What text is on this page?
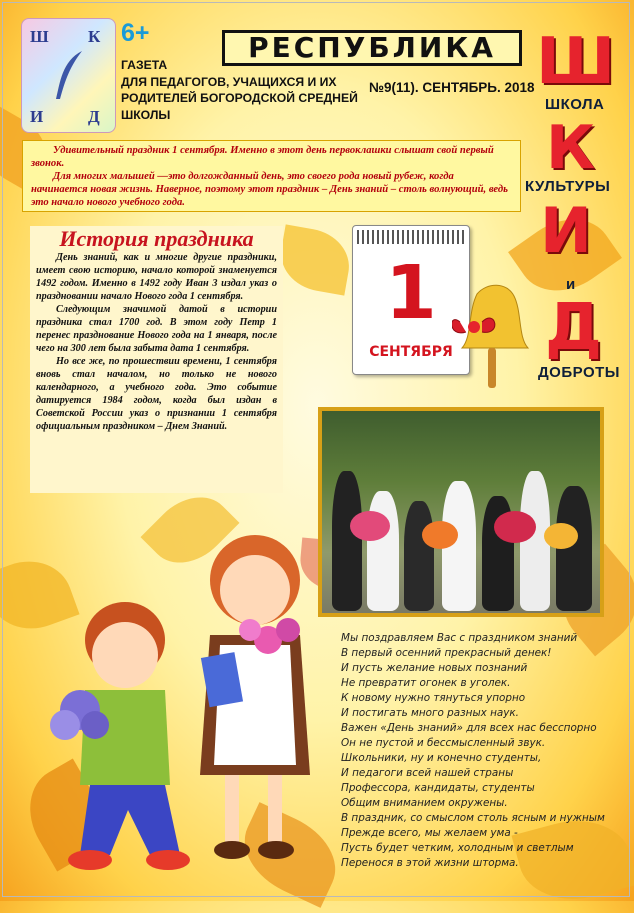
Ш К
И	Д
6+
ГАЗЕТА
ДЛЯ ПЕДАГОГОВ, УЧАЩИХСЯ И ИХ
РОДИТЕЛЕЙ БОГОРОДСКОЙ СРЕДНЕЙ
ШКОЛЫ
РЕСПУБЛИКА
№9(11). СЕНТЯБРЬ. 2018 Ш
ШКОЛА
К
КУЛЬТУРЫ
И
и
Д
ДОБРОТЫ

Удивительный праздник 1 сентября. Именно в этот день первоклашки слышат свой первый звонок.

Для многих малышей —это долгожданный день, это своего рода новый рубеж, когда начинается новая жизнь. Наверное, поэтому этот праздник – День знаний – столь волнующий, ведь это начало нового учебного года.

История праздника

День знаний, как и многие другие праздники, имеет свою историю, начало которой знаменуется 1492 годом. Именно в 1492 году Иван 3 издал указ о праздновании начало Нового года 1 сентября.

Следующим значимой датой в истории праздника стал 1700 год. В этом году Петр 1 перенес празднование Нового года на 1 января, после чего на 300 лет была забыта дата 1 сентября.

Но все же, по прошествии времени, 1 сентября вновь стал началом, но только не нового календарного, а учебного года. Это событие датируется 1984 годом, когда был издан в Советской России указ о признании 1 сентября официальным праздником – Днем Знаний.

1
СЕНТЯБРЯ
Мы поздравляем Вас с праздником знаний
В первый осенний прекрасный денек!
И пусть желание новых познаний
Не превратит огонек в уголек.
К новому нужно тянуться упорно
И постигать много разных наук.
Важен «День знаний» для всех нас бесспорно
Он не пустой и бессмысленный звук.
Школьники, ну и конечно студенты,
И педагоги всей нашей страны
Профессора, кандидаты, студенты
Общим вниманием окружены.
В праздник, со смыслом столь ясным и нужным
Прежде всего, мы желаем ума -
Пусть будет четким, холодным и светлым
Перенося в этой жизни шторма.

[Task prompt] Scan the data above; copy every line where "праздником" appears.

[Response to this task]
Но все же, по прошествии времени, 1 сентября вновь стал началом, но только не нового календарного, а учебного года. Это событие датируется 1984 годом, когда был издан в Советской России указ о признании 1 сентября официальным праздником – Днем Знаний.
Мы поздравляем Вас с праздником знаний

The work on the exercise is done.